Copy out the data below verbatim.

▬▬▬

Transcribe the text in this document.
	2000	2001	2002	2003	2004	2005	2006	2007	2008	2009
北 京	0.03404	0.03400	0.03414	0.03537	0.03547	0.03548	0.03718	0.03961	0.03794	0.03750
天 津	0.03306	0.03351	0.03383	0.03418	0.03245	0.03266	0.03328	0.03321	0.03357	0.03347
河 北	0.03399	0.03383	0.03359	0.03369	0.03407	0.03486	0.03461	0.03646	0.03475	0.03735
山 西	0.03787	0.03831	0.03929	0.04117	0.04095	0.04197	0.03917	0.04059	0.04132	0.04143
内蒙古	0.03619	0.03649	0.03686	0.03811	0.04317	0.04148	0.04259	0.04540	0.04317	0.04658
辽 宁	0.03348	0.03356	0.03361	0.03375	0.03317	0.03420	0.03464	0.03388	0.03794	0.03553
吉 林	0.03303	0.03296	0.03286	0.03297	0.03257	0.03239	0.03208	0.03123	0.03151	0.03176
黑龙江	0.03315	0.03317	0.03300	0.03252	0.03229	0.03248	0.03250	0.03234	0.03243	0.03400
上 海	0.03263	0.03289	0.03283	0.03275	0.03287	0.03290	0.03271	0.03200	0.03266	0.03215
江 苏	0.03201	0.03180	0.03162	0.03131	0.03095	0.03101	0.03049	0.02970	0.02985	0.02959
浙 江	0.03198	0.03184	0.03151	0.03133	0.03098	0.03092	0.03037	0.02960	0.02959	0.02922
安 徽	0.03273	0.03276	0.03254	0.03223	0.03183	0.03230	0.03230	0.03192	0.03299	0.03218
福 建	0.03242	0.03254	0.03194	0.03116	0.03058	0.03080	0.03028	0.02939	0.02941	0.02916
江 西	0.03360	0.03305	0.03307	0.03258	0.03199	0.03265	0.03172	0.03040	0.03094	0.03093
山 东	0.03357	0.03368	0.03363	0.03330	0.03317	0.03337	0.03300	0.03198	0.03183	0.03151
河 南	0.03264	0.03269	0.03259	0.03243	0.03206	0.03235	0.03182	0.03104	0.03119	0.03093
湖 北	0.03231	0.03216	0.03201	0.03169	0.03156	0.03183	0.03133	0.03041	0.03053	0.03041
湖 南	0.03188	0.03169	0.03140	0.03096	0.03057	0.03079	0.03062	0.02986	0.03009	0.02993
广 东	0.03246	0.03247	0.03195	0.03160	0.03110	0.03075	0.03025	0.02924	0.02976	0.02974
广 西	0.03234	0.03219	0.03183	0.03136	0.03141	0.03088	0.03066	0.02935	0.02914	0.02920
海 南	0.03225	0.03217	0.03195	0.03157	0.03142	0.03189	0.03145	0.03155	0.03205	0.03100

▬▬▬

Reply to the task »
Transcribe the text in this document.
	2000	2001	2002	2003	2004	2005	2006	2007	2008	2009
北 京	0.03404	0.03400	0.03414	0.03537	0.03547	0.03548	0.03718	0.03961	0.03794	0.03750
天 津	0.03306	0.03351	0.03383	0.03418	0.03245	0.03266	0.03328	0.03321	0.03357	0.03347
河 北	0.03399	0.03383	0.03359	0.03369	0.03407	0.03486	0.03461	0.03646	0.03475	0.03735
山 西	0.03787	0.03831	0.03929	0.04117	0.04095	0.04197	0.03917	0.04059	0.04132	0.04143
内蒙古	0.03619	0.03649	0.03686	0.03811	0.04317	0.04148	0.04259	0.04540	0.04317	0.04658
辽 宁	0.03348	0.03356	0.03361	0.03375	0.03317	0.03420	0.03464	0.03388	0.03794	0.03553
吉 林	0.03303	0.03296	0.03286	0.03297	0.03257	0.03239	0.03208	0.03123	0.03151	0.03176
黑龙江	0.03315	0.03317	0.03300	0.03252	0.03229	0.03248	0.03250	0.03234	0.03243	0.03400
上 海	0.03263	0.03289	0.03283	0.03275	0.03287	0.03290	0.03271	0.03200	0.03266	0.03215
江 苏	0.03201	0.03180	0.03162	0.03131	0.03095	0.03101	0.03049	0.02970	0.02985	0.02959
浙 江	0.03198	0.03184	0.03151	0.03133	0.03098	0.03092	0.03037	0.02960	0.02959	0.02922
安 徽	0.03273	0.03276	0.03254	0.03223	0.03183	0.03230	0.03230	0.03192	0.03299	0.03218
福 建	0.03242	0.03254	0.03194	0.03116	0.03058	0.03080	0.03028	0.02939	0.02941	0.02916
江 西	0.03360	0.03305	0.03307	0.03258	0.03199	0.03265	0.03172	0.03040	0.03094	0.03093
山 东	0.03357	0.03368	0.03363	0.03330	0.03317	0.03337	0.03300	0.03198	0.03183	0.03151
河 南	0.03264	0.03269	0.03259	0.03243	0.03206	0.03235	0.03182	0.03104	0.03119	0.03093
湖 北	0.03231	0.03216	0.03201	0.03169	0.03156	0.03183	0.03133	0.03041	0.03053	0.03041
湖 南	0.03188	0.03169	0.03140	0.03096	0.03057	0.03079	0.03062	0.02986	0.03009	0.02993
广 东	0.03246	0.03247	0.03195	0.03160	0.03110	0.03075	0.03025	0.02924	0.02976	0.02974
广 西	0.03234	0.03219	0.03183	0.03136	0.03141	0.03088	0.03066	0.02935	0.02914	0.02920
海 南	0.03225	0.03217	0.03195	0.03157	0.03142	0.03189	0.03145	0.03155	0.03205	0.03100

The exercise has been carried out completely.